- **Exercise aim**
Repeat the records word for word, excluding any picture.

** BEGIN Given records **

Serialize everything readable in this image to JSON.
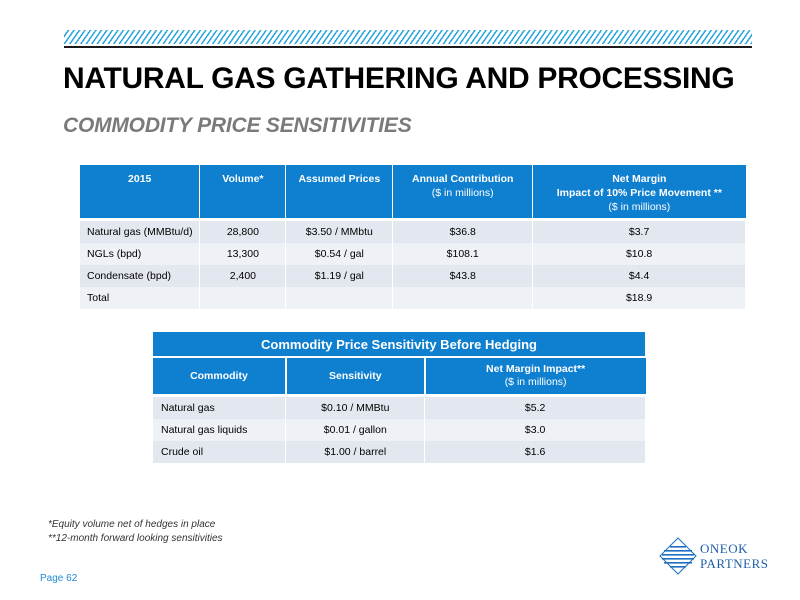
{
  "header": {
    "title": "NATURAL GAS GATHERING AND PROCESSING",
    "subtitle": "COMMODITY PRICE SENSITIVITIES"
  },
  "table1": {
    "headers": [
      {
        "main": "2015",
        "sub": ""
      },
      {
        "main": "Volume*",
        "sub": ""
      },
      {
        "main": "Assumed Prices",
        "sub": ""
      },
      {
        "main": "Annual Contribution",
        "sub": "($ in millions)"
      },
      {
        "main": "Net Margin",
        "main2": "Impact of 10% Price Movement **",
        "sub": "($ in millions)"
      }
    ],
    "rows": [
      [
        "Natural gas (MMBtu/d)",
        "28,800",
        "$3.50 / MMbtu",
        "$36.8",
        "$3.7"
      ],
      [
        "NGLs (bpd)",
        "13,300",
        "$0.54 / gal",
        "$108.1",
        "$10.8"
      ],
      [
        "Condensate (bpd)",
        "2,400",
        "$1.19 / gal",
        "$43.8",
        "$4.4"
      ],
      [
        "Total",
        "",
        "",
        "",
        "$18.9"
      ]
    ]
  },
  "table2": {
    "caption": "Commodity Price Sensitivity Before Hedging",
    "headers": [
      {
        "main": "Commodity",
        "sub": ""
      },
      {
        "main": "Sensitivity",
        "sub": ""
      },
      {
        "main": "Net Margin Impact**",
        "sub": "($ in millions)"
      }
    ],
    "rows": [
      [
        "Natural gas",
        "$0.10 / MMBtu",
        "$5.2"
      ],
      [
        "Natural gas liquids",
        "$0.01 / gallon",
        "$3.0"
      ],
      [
        "Crude oil",
        "$1.00 / barrel",
        "$1.6"
      ]
    ]
  },
  "footnotes": [
    "*Equity volume net of hedges in place",
    "**12-month forward looking sensitivities"
  ],
  "footer": {
    "page": "Page 62",
    "logo_line1": "ONEOK",
    "logo_line2": "PARTNERS",
    "logo_icon": "oneok-diamond-logo-icon"
  },
  "colors": {
    "accent": "#0f7fd0",
    "row_dark": "#e3e7ef",
    "row_light": "#eef1f6",
    "subtitle": "#7a7a7a"
  }
}
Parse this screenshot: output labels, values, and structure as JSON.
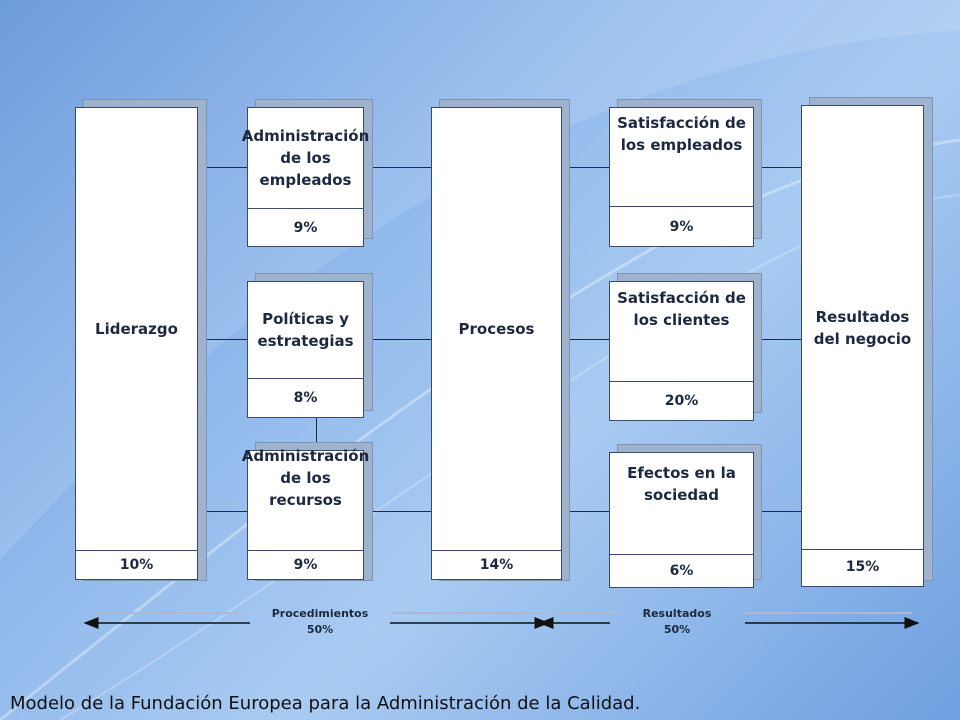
{
  "diagram": {
    "boxes": {
      "liderazgo": {
        "label": "Liderazgo",
        "pct": "10%"
      },
      "adm_empleados": {
        "label": "Administración de los empleados",
        "pct": "9%"
      },
      "politicas": {
        "label": "Políticas y estrategias",
        "pct": "8%"
      },
      "adm_recursos": {
        "label": "Administración de los recursos",
        "pct": "9%"
      },
      "procesos": {
        "label": "Procesos",
        "pct": "14%"
      },
      "sat_empleados": {
        "label": "Satisfacción de los empleados",
        "pct": "9%"
      },
      "sat_clientes": {
        "label": "Satisfacción de los clientes",
        "pct": "20%"
      },
      "efectos": {
        "label": "Efectos en la sociedad",
        "pct": "6%"
      },
      "resultados_negocio": {
        "label": "Resultados del negocio",
        "pct": "15%"
      }
    },
    "footer": {
      "procedimientos": {
        "label": "Procedimientos",
        "pct": "50%"
      },
      "resultados": {
        "label": "Resultados",
        "pct": "50%"
      }
    }
  },
  "caption": "Modelo de la Fundación Europea para la Administración de la Calidad."
}
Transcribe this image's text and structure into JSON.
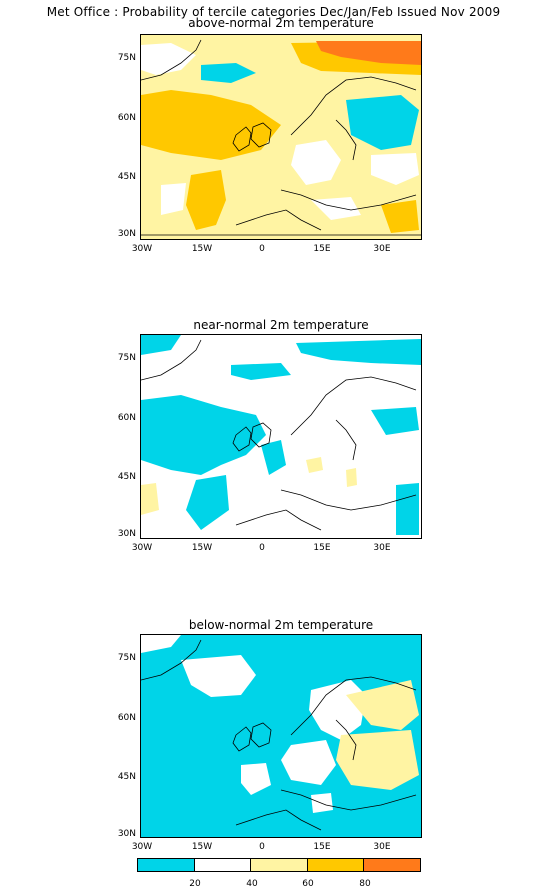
{
  "figure": {
    "title": "Met Office : Probability of tercile categories Dec/Jan/Feb Issued Nov 2009"
  },
  "panels": [
    {
      "title": "above-normal 2m temperature"
    },
    {
      "title": "near-normal 2m temperature"
    },
    {
      "title": "below-normal 2m temperature"
    }
  ],
  "axes": {
    "x_ticks": [
      "30W",
      "15W",
      "0",
      "15E",
      "30E"
    ],
    "y_ticks": [
      "75N",
      "60N",
      "45N",
      "30N"
    ],
    "lon_range": [
      -30,
      40
    ],
    "lat_range": [
      30,
      81
    ]
  },
  "colorbar": {
    "colors": [
      "#00d4e8",
      "#ffffff",
      "#fff4a3",
      "#ffc800",
      "#ff7a1a"
    ],
    "labels": [
      "20",
      "40",
      "60",
      "80"
    ]
  }
}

** END Given records **

- **Exercise solution**
Serialize everything readable in this image to JSON.
{
  "header": {
    "title": "NATURAL GAS GATHERING AND PROCESSING",
    "subtitle": "COMMODITY PRICE SENSITIVITIES"
  },
  "table1": {
    "headers": [
      {
        "main": "2015",
        "sub": ""
      },
      {
        "main": "Volume*",
        "sub": ""
      },
      {
        "main": "Assumed Prices",
        "sub": ""
      },
      {
        "main": "Annual Contribution",
        "sub": "($ in millions)"
      },
      {
        "main": "Net Margin",
        "main2": "Impact of 10% Price Movement **",
        "sub": "($ in millions)"
      }
    ],
    "rows": [
      [
        "Natural gas (MMBtu/d)",
        "28,800",
        "$3.50 / MMbtu",
        "$36.8",
        "$3.7"
      ],
      [
        "NGLs (bpd)",
        "13,300",
        "$0.54 / gal",
        "$108.1",
        "$10.8"
      ],
      [
        "Condensate (bpd)",
        "2,400",
        "$1.19 / gal",
        "$43.8",
        "$4.4"
      ],
      [
        "Total",
        "",
        "",
        "",
        "$18.9"
      ]
    ]
  },
  "table2": {
    "caption": "Commodity Price Sensitivity Before Hedging",
    "headers": [
      {
        "main": "Commodity",
        "sub": ""
      },
      {
        "main": "Sensitivity",
        "sub": ""
      },
      {
        "main": "Net Margin Impact**",
        "sub": "($ in millions)"
      }
    ],
    "rows": [
      [
        "Natural gas",
        "$0.10 / MMBtu",
        "$5.2"
      ],
      [
        "Natural gas liquids",
        "$0.01 / gallon",
        "$3.0"
      ],
      [
        "Crude oil",
        "$1.00 / barrel",
        "$1.6"
      ]
    ]
  },
  "footnotes": [
    "*Equity volume net of hedges in place",
    "**12-month forward looking sensitivities"
  ],
  "footer": {
    "page": "Page 62",
    "logo_line1": "ONEOK",
    "logo_line2": "PARTNERS",
    "logo_icon": "oneok-diamond-logo-icon"
  },
  "colors": {
    "accent": "#0f7fd0",
    "row_dark": "#e3e7ef",
    "row_light": "#eef1f6",
    "subtitle": "#7a7a7a"
  }
}
Parse this screenshot: output labels, values, and structure as JSON.
{
  "diagram": {
    "boxes": {
      "liderazgo": {
        "label": "Liderazgo",
        "pct": "10%"
      },
      "adm_empleados": {
        "label": "Administración de los empleados",
        "pct": "9%"
      },
      "politicas": {
        "label": "Políticas y estrategias",
        "pct": "8%"
      },
      "adm_recursos": {
        "label": "Administración de los recursos",
        "pct": "9%"
      },
      "procesos": {
        "label": "Procesos",
        "pct": "14%"
      },
      "sat_empleados": {
        "label": "Satisfacción de los empleados",
        "pct": "9%"
      },
      "sat_clientes": {
        "label": "Satisfacción de los clientes",
        "pct": "20%"
      },
      "efectos": {
        "label": "Efectos en la sociedad",
        "pct": "6%"
      },
      "resultados_negocio": {
        "label": "Resultados del negocio",
        "pct": "15%"
      }
    },
    "footer": {
      "procedimientos": {
        "label": "Procedimientos",
        "pct": "50%"
      },
      "resultados": {
        "label": "Resultados",
        "pct": "50%"
      }
    }
  },
  "caption": "Modelo de la Fundación Europea para la Administración de la Calidad."
}
Transcribe this image's text and structure into JSON.
{
  "figure": {
    "title": "Met Office : Probability of tercile categories Dec/Jan/Feb Issued Nov 2009"
  },
  "panels": [
    {
      "title": "above-normal 2m temperature"
    },
    {
      "title": "near-normal 2m temperature"
    },
    {
      "title": "below-normal 2m temperature"
    }
  ],
  "axes": {
    "x_ticks": [
      "30W",
      "15W",
      "0",
      "15E",
      "30E"
    ],
    "y_ticks": [
      "75N",
      "60N",
      "45N",
      "30N"
    ],
    "lon_range": [
      -30,
      40
    ],
    "lat_range": [
      30,
      81
    ]
  },
  "colorbar": {
    "colors": [
      "#00d4e8",
      "#ffffff",
      "#fff4a3",
      "#ffc800",
      "#ff7a1a"
    ],
    "labels": [
      "20",
      "40",
      "60",
      "80"
    ]
  }
}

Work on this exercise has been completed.